--- BEGIN Material shown ---

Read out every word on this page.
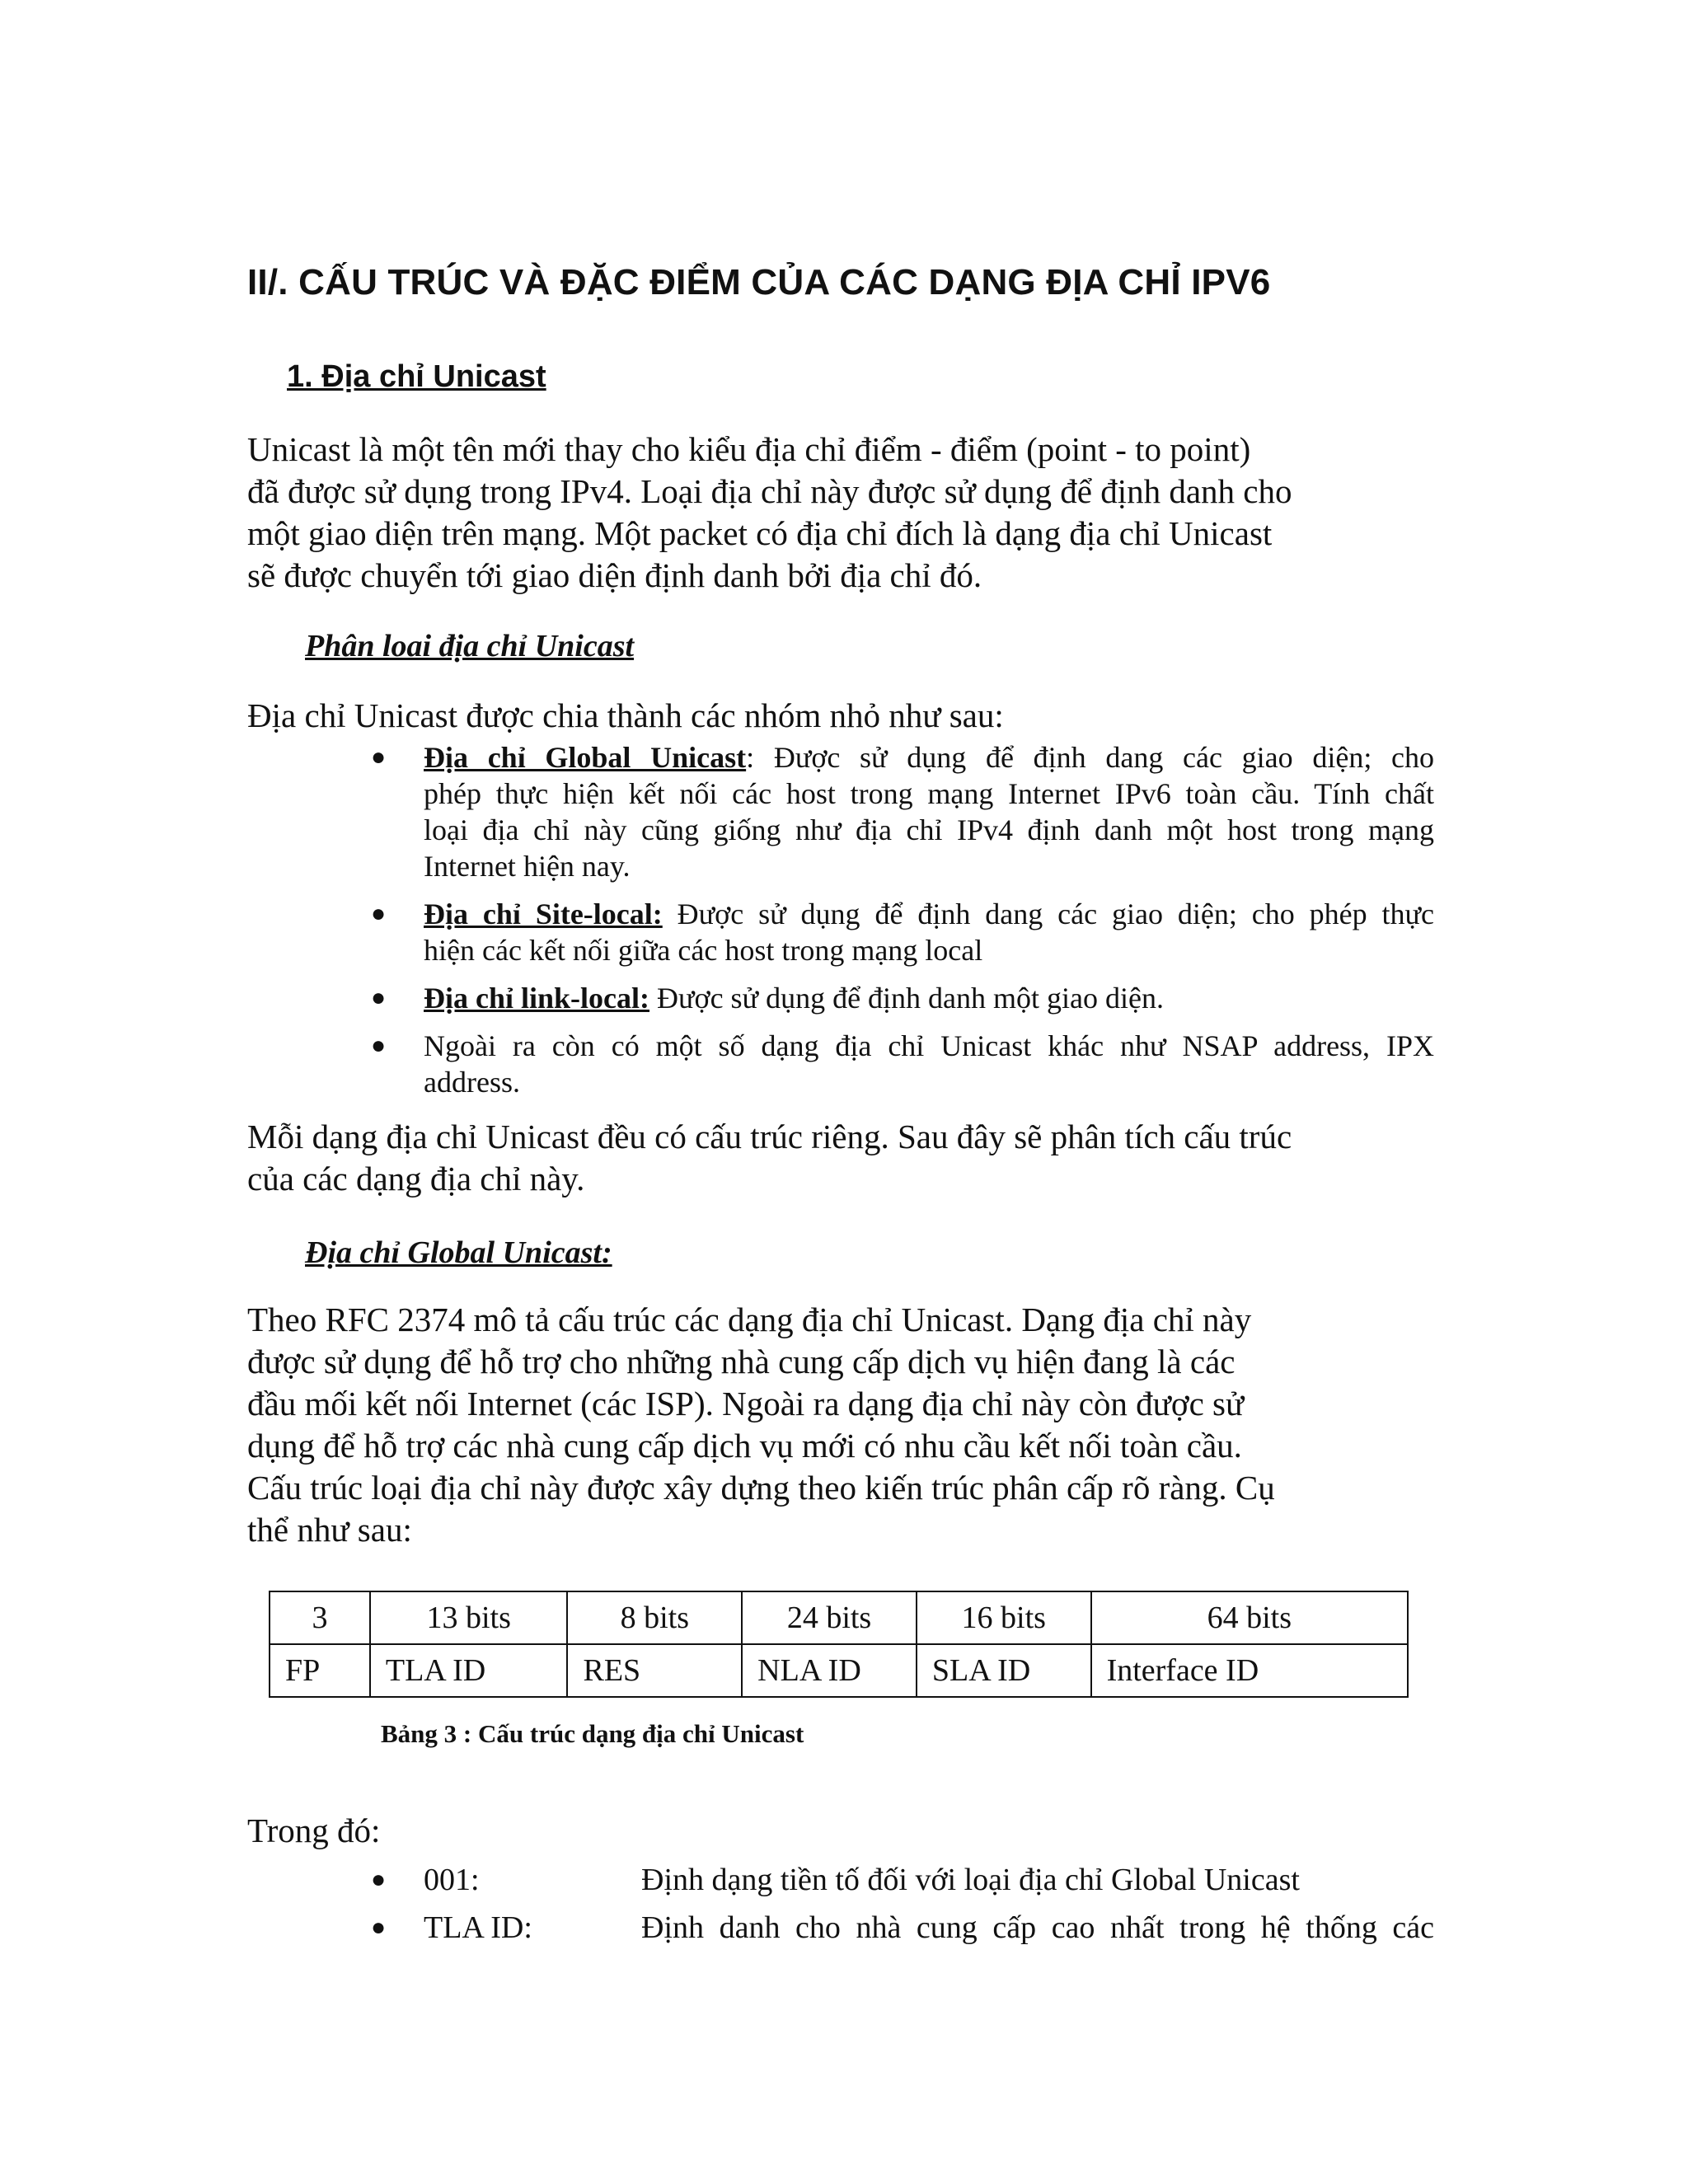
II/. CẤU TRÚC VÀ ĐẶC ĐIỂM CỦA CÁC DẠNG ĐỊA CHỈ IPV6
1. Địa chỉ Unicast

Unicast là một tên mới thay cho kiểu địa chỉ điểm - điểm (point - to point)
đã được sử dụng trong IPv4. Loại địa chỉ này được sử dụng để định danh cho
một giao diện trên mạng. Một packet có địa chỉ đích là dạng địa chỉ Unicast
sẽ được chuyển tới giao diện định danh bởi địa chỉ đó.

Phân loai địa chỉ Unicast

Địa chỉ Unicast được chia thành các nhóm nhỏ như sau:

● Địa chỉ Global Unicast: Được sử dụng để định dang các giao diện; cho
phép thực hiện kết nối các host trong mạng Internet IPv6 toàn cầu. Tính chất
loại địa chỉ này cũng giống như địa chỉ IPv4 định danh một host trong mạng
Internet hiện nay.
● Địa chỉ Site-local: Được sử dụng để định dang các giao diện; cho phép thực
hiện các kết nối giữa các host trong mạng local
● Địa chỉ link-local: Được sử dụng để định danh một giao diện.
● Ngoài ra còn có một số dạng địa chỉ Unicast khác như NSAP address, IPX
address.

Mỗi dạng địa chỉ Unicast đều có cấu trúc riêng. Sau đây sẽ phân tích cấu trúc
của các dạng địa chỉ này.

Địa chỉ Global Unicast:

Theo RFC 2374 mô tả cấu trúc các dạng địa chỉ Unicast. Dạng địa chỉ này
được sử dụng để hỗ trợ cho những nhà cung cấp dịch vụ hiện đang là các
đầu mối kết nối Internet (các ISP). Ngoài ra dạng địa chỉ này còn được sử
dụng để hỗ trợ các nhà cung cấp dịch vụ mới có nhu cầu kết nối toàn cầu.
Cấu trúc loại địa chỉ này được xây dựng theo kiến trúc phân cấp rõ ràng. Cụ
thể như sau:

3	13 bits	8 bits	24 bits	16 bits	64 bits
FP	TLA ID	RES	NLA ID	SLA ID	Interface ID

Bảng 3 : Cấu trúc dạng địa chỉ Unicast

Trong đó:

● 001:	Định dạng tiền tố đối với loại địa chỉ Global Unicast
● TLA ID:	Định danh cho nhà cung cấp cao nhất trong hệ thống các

--- END Material shown ---
--- BEGIN Material shown ---

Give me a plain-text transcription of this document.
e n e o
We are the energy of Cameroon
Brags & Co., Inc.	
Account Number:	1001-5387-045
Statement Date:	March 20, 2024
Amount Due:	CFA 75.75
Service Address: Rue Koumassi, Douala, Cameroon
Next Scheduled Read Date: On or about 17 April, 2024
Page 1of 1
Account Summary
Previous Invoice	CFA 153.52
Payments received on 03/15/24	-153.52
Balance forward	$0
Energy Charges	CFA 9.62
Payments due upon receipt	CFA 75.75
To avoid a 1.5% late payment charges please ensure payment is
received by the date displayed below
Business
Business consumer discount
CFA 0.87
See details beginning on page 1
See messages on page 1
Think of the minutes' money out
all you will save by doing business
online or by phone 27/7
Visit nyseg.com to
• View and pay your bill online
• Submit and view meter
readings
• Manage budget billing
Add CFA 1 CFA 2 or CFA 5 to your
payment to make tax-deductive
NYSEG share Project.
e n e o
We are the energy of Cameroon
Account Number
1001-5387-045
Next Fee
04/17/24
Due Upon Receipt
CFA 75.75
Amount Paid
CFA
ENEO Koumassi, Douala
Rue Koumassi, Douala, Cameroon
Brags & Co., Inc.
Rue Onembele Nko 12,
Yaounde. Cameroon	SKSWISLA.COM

--- END Material shown ---
--- BEGIN Material shown ---

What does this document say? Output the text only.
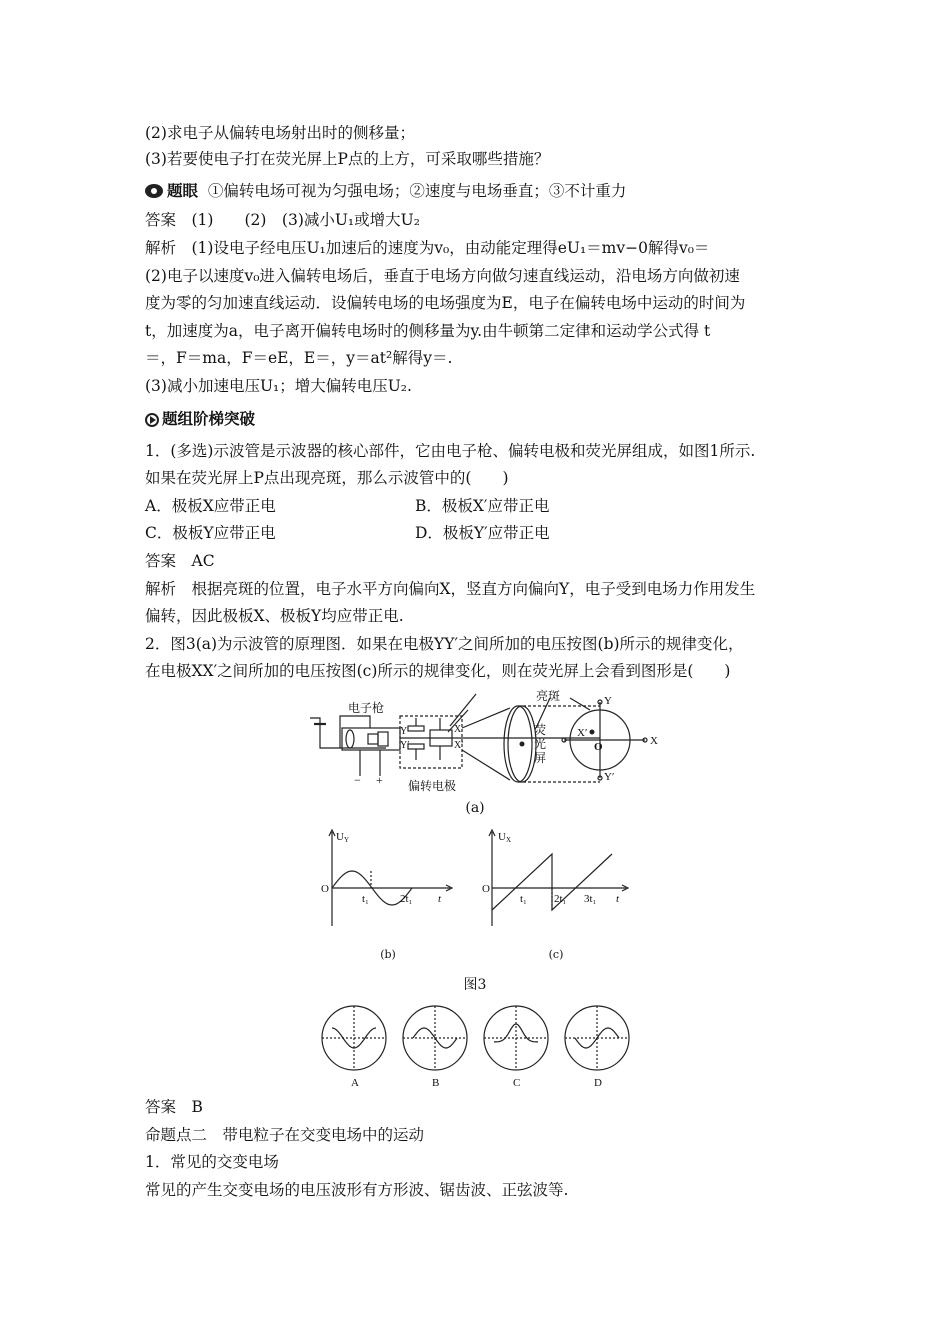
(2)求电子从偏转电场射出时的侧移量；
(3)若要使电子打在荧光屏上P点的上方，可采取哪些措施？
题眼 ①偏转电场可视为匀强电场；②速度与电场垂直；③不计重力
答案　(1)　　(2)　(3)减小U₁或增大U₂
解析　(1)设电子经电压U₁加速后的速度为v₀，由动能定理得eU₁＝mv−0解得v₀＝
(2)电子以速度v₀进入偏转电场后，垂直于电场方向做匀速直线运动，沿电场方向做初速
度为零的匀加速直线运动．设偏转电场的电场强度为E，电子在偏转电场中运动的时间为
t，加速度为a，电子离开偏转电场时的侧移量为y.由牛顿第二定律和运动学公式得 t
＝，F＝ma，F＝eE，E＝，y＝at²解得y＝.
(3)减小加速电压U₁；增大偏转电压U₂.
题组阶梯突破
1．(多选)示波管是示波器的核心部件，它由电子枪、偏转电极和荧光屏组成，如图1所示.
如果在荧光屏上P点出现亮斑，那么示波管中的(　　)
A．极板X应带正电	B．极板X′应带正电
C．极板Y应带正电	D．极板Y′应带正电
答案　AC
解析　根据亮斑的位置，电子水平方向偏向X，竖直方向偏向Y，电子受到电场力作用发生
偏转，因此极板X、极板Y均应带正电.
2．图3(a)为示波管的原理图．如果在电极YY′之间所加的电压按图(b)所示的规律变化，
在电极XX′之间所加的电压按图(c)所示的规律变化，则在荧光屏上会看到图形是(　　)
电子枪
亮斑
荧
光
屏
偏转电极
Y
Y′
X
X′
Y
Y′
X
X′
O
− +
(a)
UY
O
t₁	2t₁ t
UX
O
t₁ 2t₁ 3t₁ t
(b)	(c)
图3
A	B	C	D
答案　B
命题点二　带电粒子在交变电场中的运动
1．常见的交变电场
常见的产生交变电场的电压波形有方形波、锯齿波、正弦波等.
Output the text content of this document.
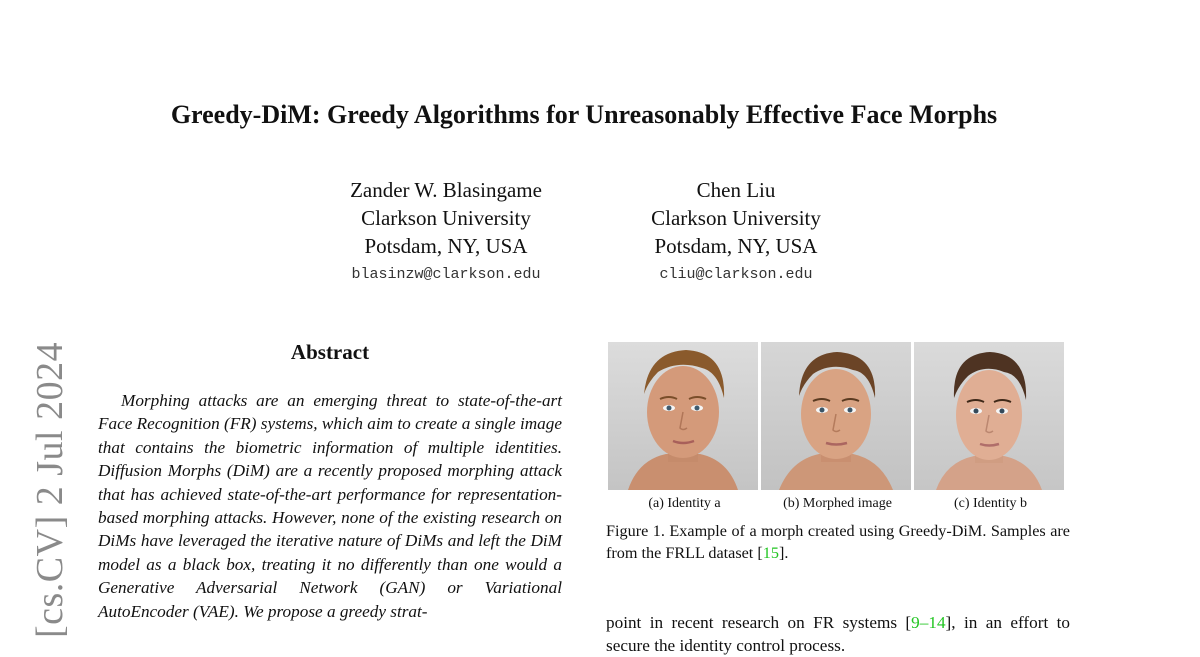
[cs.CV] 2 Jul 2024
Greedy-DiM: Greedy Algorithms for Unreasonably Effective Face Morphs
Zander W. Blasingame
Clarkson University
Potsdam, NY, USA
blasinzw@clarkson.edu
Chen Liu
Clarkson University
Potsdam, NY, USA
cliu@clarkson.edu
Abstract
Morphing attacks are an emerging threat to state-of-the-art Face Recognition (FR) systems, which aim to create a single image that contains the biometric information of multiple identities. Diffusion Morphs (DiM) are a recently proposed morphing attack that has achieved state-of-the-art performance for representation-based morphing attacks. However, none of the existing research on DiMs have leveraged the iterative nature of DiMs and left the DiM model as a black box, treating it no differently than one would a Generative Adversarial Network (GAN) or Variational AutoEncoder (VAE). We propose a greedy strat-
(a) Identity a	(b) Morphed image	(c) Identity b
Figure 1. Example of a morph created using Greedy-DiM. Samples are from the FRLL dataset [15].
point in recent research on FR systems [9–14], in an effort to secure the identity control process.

--- END Material shown ---

== The problem ==
For the entries shown above, give the number of lines that include the word "document", without any other text.

== The solution ==
3